INSTRUCTIONS FOR THE TASK -> Gather every line of the entries that includes the word "FCFA".

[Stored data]
--- START ---

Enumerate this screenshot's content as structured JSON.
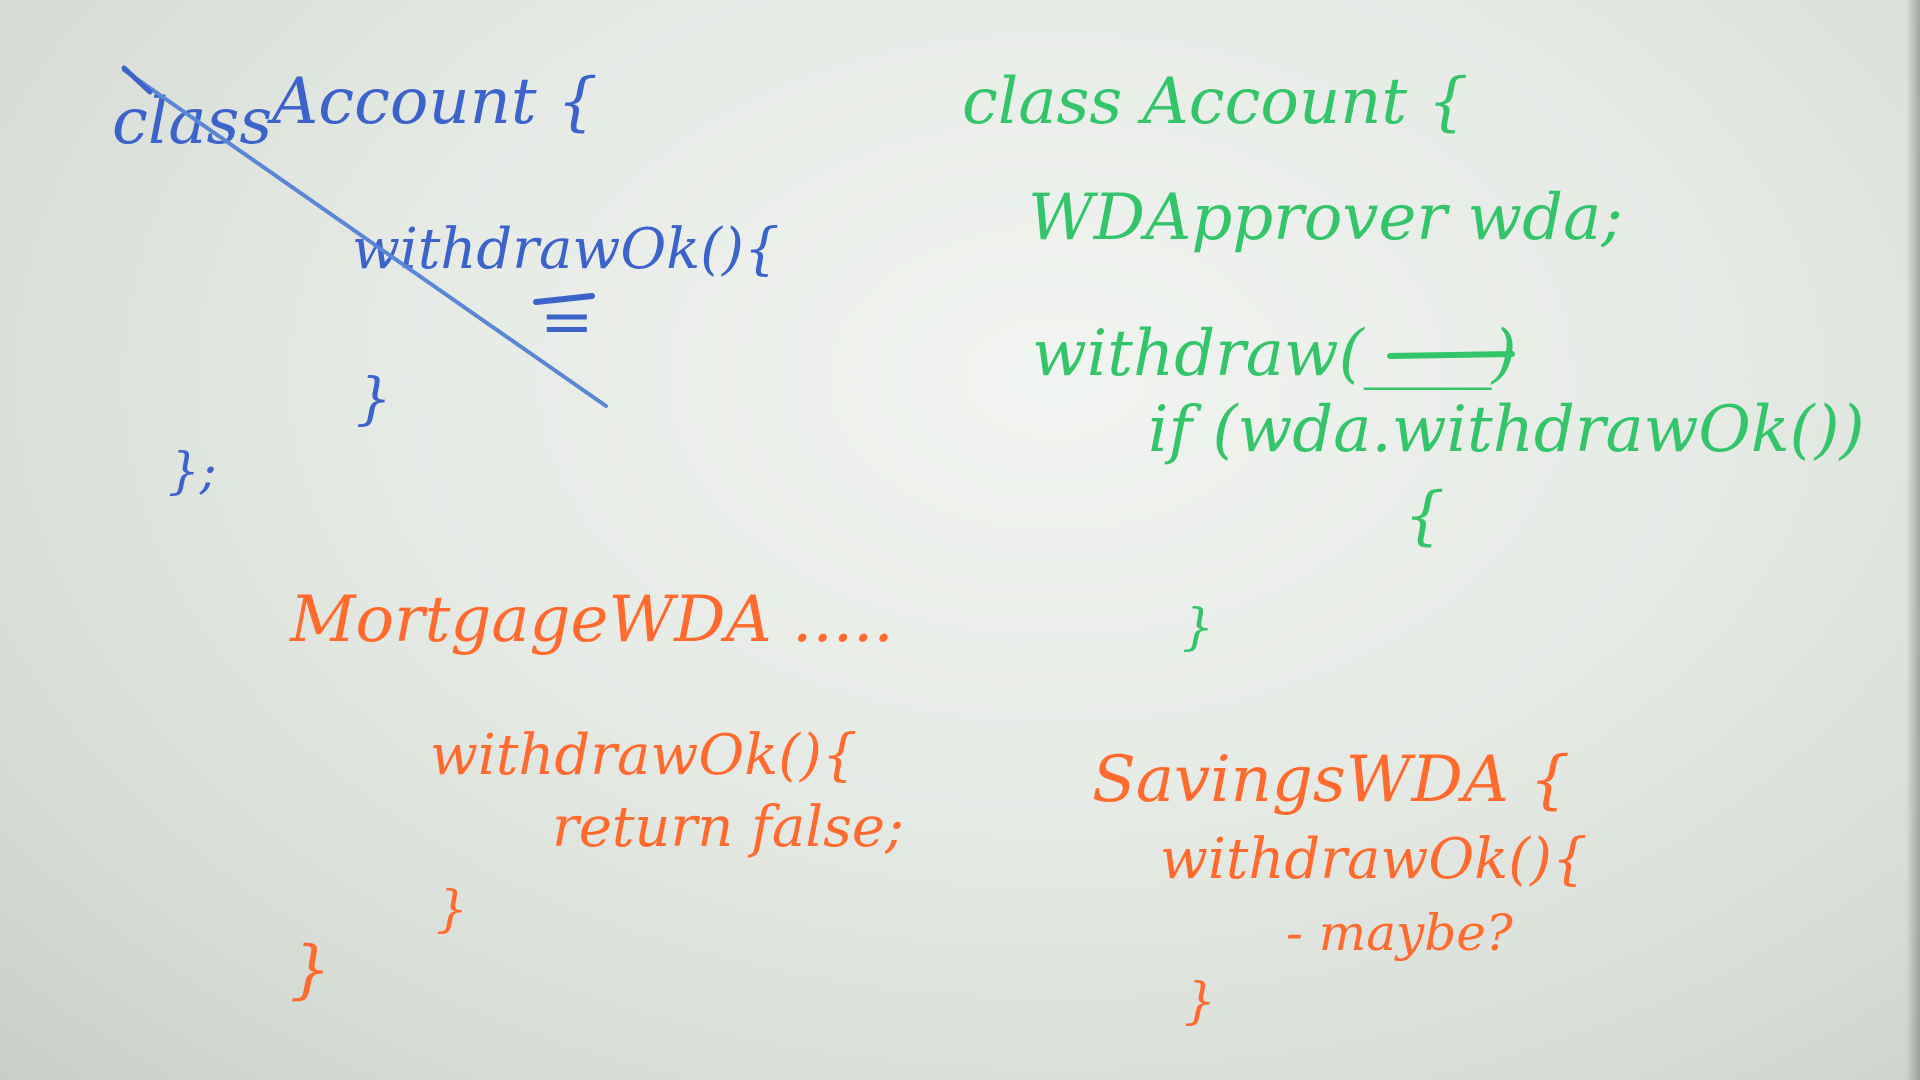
{
  "board": {
    "blue_code": {
      "line1_keyword": "class",
      "line1_name": "Account {",
      "line2": "withdrawOk(){",
      "line3": "=",
      "line4": "}",
      "line5": "};"
    },
    "green_code": {
      "line1": "class Account {",
      "line2": "WDApprover wda;",
      "line3": "withdraw(____)",
      "line4": "if (wda.withdrawOk())",
      "line5": "{",
      "line6": "}"
    },
    "orange_mortgage": {
      "line1": "MortgageWDA .....",
      "line2": "withdrawOk(){",
      "line3": "return false;",
      "line4": "}",
      "line5": "}"
    },
    "orange_savings": {
      "line1": "SavingsWDA {",
      "line2": "withdrawOk(){",
      "line3": "- maybe?",
      "line4": "}"
    }
  },
  "colors": {
    "blue_marker": "#3b63c9",
    "green_marker": "#34c46a",
    "orange_marker": "#ff6b2f",
    "board": "#e8ece7"
  }
}
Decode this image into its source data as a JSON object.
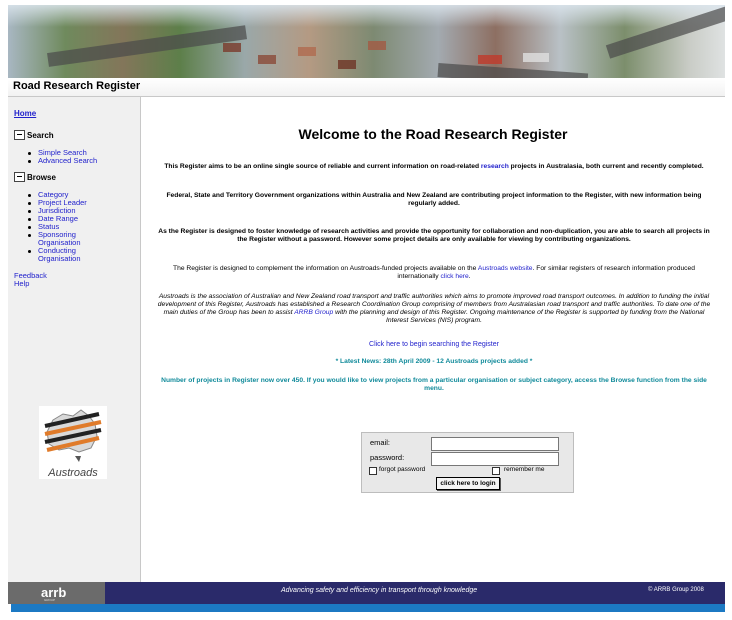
{
  "site_title": "Road Research Register",
  "nav": {
    "home": "Home",
    "search_heading": "Search",
    "search_items": [
      "Simple Search",
      "Advanced Search"
    ],
    "browse_heading": "Browse",
    "browse_items": [
      "Category",
      "Project Leader",
      "Jurisdiction",
      "Date Range",
      "Status",
      "Sponsoring",
      "Organisation",
      "Conducting",
      "Organisation"
    ],
    "feedback": "Feedback",
    "help": "Help",
    "logo_word": "Austroads"
  },
  "main": {
    "title": "Welcome to the Road Research Register",
    "p1_a": "This Register aims to be an online single source of reliable and current information on road-related",
    "p1_link": "research",
    "p1_b": "projects in Australasia, both current and recently completed.",
    "p2": "Federal, State and Territory Government organizations within Australia and New Zealand are contributing project information to the Register, with new information being regularly added.",
    "p3": "As the Register is designed to foster knowledge of research activities and provide the opportunity for collaboration and non-duplication, you are able to search all projects in the Register without a password. However some project details are only available for viewing by contributing organizations.",
    "p4_a": "The Register is designed to complement the information on Austroads-funded projects available on the",
    "p4_link1": "Austroads website",
    "p4_b": ". For similar registers of research information produced internationally",
    "p4_link2": "click here",
    "p4_c": ".",
    "p5_a": "Austroads is the association of Australian and New Zealand road transport and traffic authorities which aims to promote improved road transport outcomes. In addition to funding the initial development of this Register, Austroads has established a Research Coordination Group comprising of members from Australasian road transport and traffic authorities. To date one of the main duties of the Group has been to assist",
    "p5_link": "ARRB Group",
    "p5_b": "with the planning and design of this Register. Ongoing maintenance of the Register is supported by funding from the National Interest Services (NIS) program.",
    "begin_search": "Click here to begin searching the Register",
    "news": "* Latest News: 28th April 2009 - 12 Austroads projects added *",
    "count_note": "Number of projects in Register now over 450. If you would like to view projects from a particular organisation or subject category, access the Browse function from the side menu."
  },
  "login": {
    "email_label": "email:",
    "email_value": "",
    "password_label": "password:",
    "password_value": "",
    "forgot": "forgot password",
    "remember": "remember me",
    "button": "click here to login"
  },
  "footer": {
    "brand": "arrb",
    "brand_sub": "GROUP",
    "tagline": "Advancing safety and efficiency in transport through knowledge",
    "copyright": "© ARRB Group 2008"
  },
  "colors": {
    "frame": "#1c79c3",
    "footer": "#2a2a6a",
    "link": "#2222cc",
    "teal": "#108a9a"
  }
}
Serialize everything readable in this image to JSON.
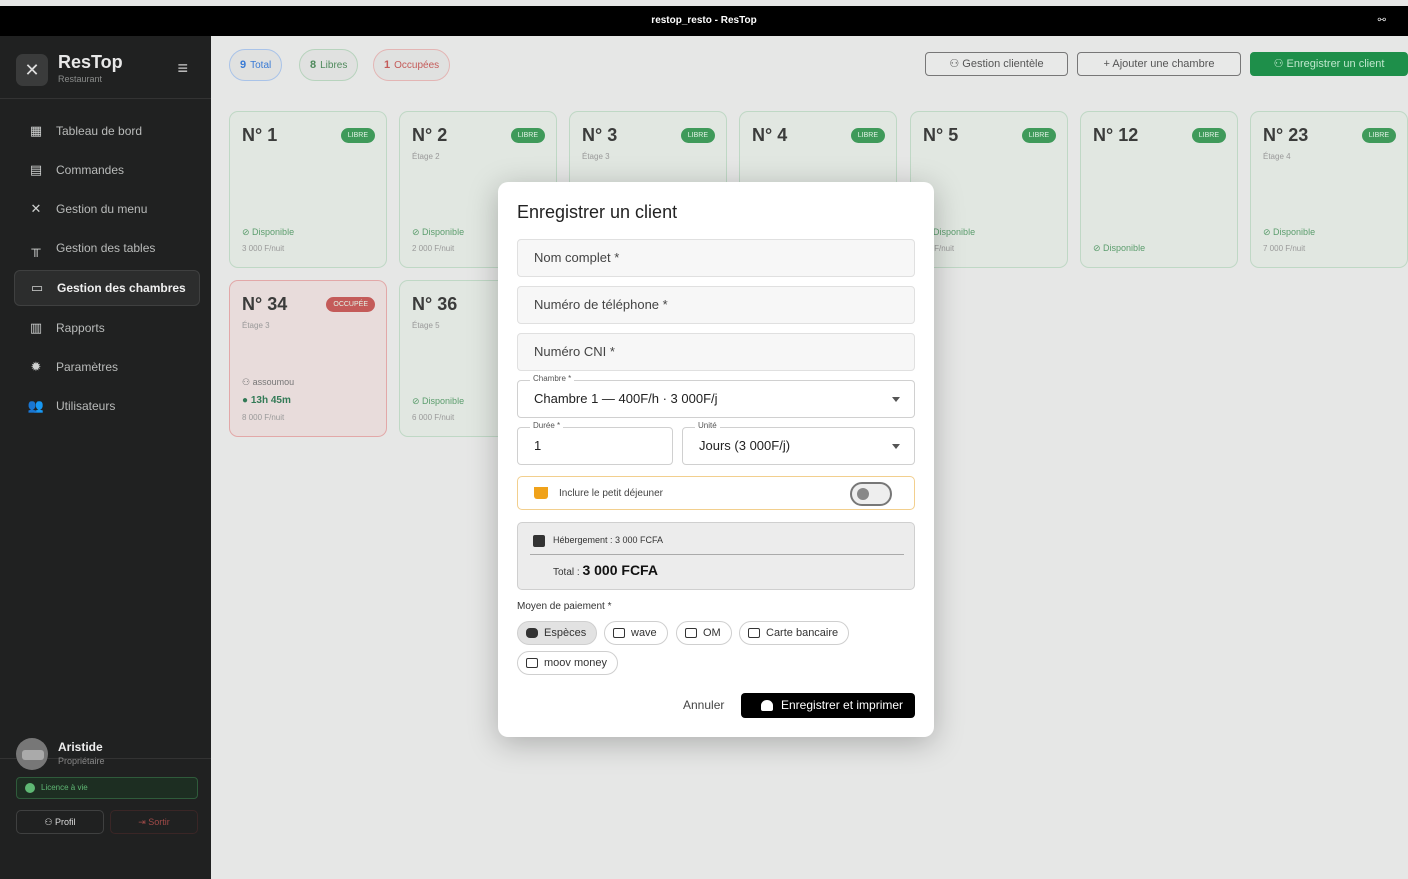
{
  "window": {
    "title": "restop_resto - ResTop",
    "icon": "link-icon"
  },
  "brand": {
    "name": "ResTop",
    "subtitle": "Restaurant"
  },
  "nav": [
    {
      "label": "Tableau de bord",
      "icon": "dashboard-icon"
    },
    {
      "label": "Commandes",
      "icon": "receipt-icon"
    },
    {
      "label": "Gestion du menu",
      "icon": "utensils-icon"
    },
    {
      "label": "Gestion des tables",
      "icon": "table-icon"
    },
    {
      "label": "Gestion des chambres",
      "icon": "bed-icon",
      "active": true
    },
    {
      "label": "Rapports",
      "icon": "report-icon"
    },
    {
      "label": "Paramètres",
      "icon": "gear-icon"
    },
    {
      "label": "Utilisateurs",
      "icon": "users-icon"
    }
  ],
  "user": {
    "name": "Aristide",
    "role": "Propriétaire",
    "licence": "Licence à vie",
    "profile": "Profil",
    "logout": "Sortir"
  },
  "stats": {
    "total_count": "9",
    "total_label": "Total",
    "free_count": "8",
    "free_label": "Libres",
    "busy_count": "1",
    "busy_label": "Occupées"
  },
  "actions": {
    "clients": "Gestion clientèle",
    "add_room": "Ajouter une chambre",
    "register": "Enregistrer un client"
  },
  "rooms": [
    {
      "num": "N° 1",
      "badge": "LIBRE",
      "floor": "",
      "status": "Disponible",
      "price": "3 000 F/nuit"
    },
    {
      "num": "N° 2",
      "badge": "LIBRE",
      "floor": "Étage 2",
      "status": "Disponible",
      "price": "2 000 F/nuit"
    },
    {
      "num": "N° 3",
      "badge": "LIBRE",
      "floor": "Étage 3",
      "status": "",
      "price": ""
    },
    {
      "num": "N° 4",
      "badge": "LIBRE",
      "floor": "",
      "status": "",
      "price": ""
    },
    {
      "num": "N° 5",
      "badge": "LIBRE",
      "floor": "",
      "status": "Disponible",
      "price": "00 F/nuit"
    },
    {
      "num": "N° 12",
      "badge": "LIBRE",
      "floor": "",
      "status": "Disponible",
      "price": ""
    },
    {
      "num": "N° 23",
      "badge": "LIBRE",
      "floor": "Étage 4",
      "status": "Disponible",
      "price": "7 000 F/nuit"
    },
    {
      "num": "N° 34",
      "badge": "OCCUPÉE",
      "floor": "Étage 3",
      "occupant": "assoumou",
      "time": "13h 45m",
      "price": "8 000 F/nuit"
    },
    {
      "num": "N° 36",
      "badge": "",
      "floor": "Étage 5",
      "status": "Disponible",
      "price": "6 000 F/nuit"
    }
  ],
  "modal": {
    "title": "Enregistrer un client",
    "name_placeholder": "Nom complet *",
    "phone_placeholder": "Numéro de téléphone *",
    "cni_placeholder": "Numéro CNI *",
    "room_label": "Chambre *",
    "room_value": "Chambre 1 — 400F/h · 3 000F/j",
    "duration_label": "Durée *",
    "duration_value": "1",
    "unit_label": "Unité",
    "unit_value": "Jours (3 000F/j)",
    "breakfast_label": "Inclure le petit déjeuner",
    "breakfast_on": false,
    "lodging": "Hébergement : 3 000 FCFA",
    "total_label": "Total :",
    "total_value": "3 000 FCFA",
    "payment_label": "Moyen de paiement *",
    "payments": [
      "Espèces",
      "wave",
      "OM",
      "Carte bancaire",
      "moov money"
    ],
    "payment_selected": "Espèces",
    "cancel": "Annuler",
    "submit": "Enregistrer et imprimer"
  },
  "colors": {
    "accent": "#1e8f4a",
    "occupied": "#c45b59",
    "sidebar": "#202121",
    "breakfast": "#f0a21a"
  }
}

--- END ---

ANSWER TO THE PROBLEM ->
    "lodging": "Hébergement : 3 000 FCFA",
    "total_value": "3 000 FCFA",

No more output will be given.